Required task: Quote, verbatim, all material below, without pictures.

Records supplied:
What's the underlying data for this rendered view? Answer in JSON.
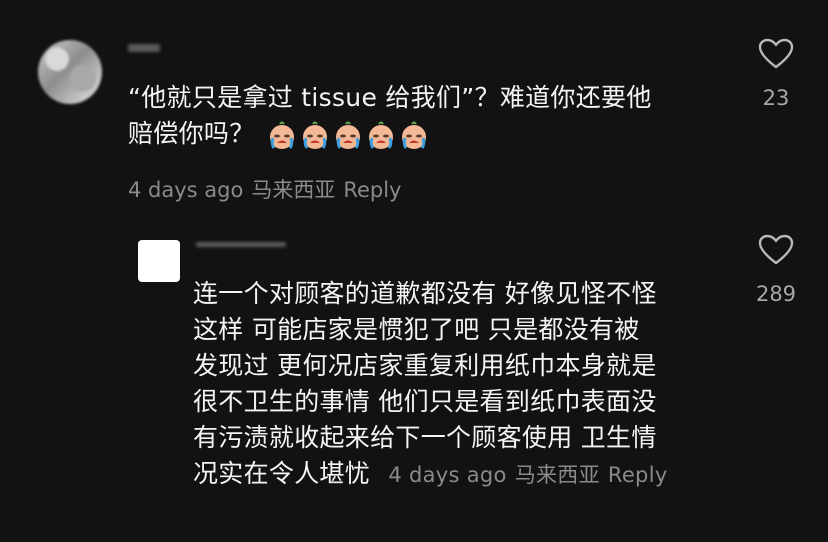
{
  "comments": [
    {
      "text_line1": "“他就只是拿过 tissue 给我们”？难道你还要他",
      "text_line2": "赔偿你吗？",
      "emoji_names": [
        "crying-face-icon",
        "crying-face-icon",
        "crying-face-icon",
        "crying-face-icon",
        "crying-face-icon"
      ],
      "time": "4 days ago",
      "location": "马来西亚",
      "reply_label": "Reply",
      "likes": "23"
    },
    {
      "text_lines": [
        "连一个对顾客的道歉都没有 好像见怪不怪",
        "这样 可能店家是惯犯了吧 只是都没有被",
        "发现过 更何况店家重复利用纸巾本身就是",
        "很不卫生的事情 他们只是看到纸巾表面没",
        "有污渍就收起来给下一个顾客使用 卫生情"
      ],
      "last_line": "况实在令人堪忧",
      "time": "4 days ago",
      "location": "马来西亚",
      "reply_label": "Reply",
      "likes": "289"
    }
  ],
  "colors": {
    "background": "#121212",
    "text": "#f4f4f4",
    "meta": "#8a8a8a"
  }
}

Reply to the task:
What's the underlying data for this rendered view? Answer in JSON.
{
  "comments": [
    {
      "text_line1": "“他就只是拿过 tissue 给我们”？难道你还要他",
      "text_line2": "赔偿你吗？",
      "emoji_names": [
        "crying-face-icon",
        "crying-face-icon",
        "crying-face-icon",
        "crying-face-icon",
        "crying-face-icon"
      ],
      "time": "4 days ago",
      "location": "马来西亚",
      "reply_label": "Reply",
      "likes": "23"
    },
    {
      "text_lines": [
        "连一个对顾客的道歉都没有 好像见怪不怪",
        "这样 可能店家是惯犯了吧 只是都没有被",
        "发现过 更何况店家重复利用纸巾本身就是",
        "很不卫生的事情 他们只是看到纸巾表面没",
        "有污渍就收起来给下一个顾客使用 卫生情"
      ],
      "last_line": "况实在令人堪忧",
      "time": "4 days ago",
      "location": "马来西亚",
      "reply_label": "Reply",
      "likes": "289"
    }
  ],
  "colors": {
    "background": "#121212",
    "text": "#f4f4f4",
    "meta": "#8a8a8a"
  }
}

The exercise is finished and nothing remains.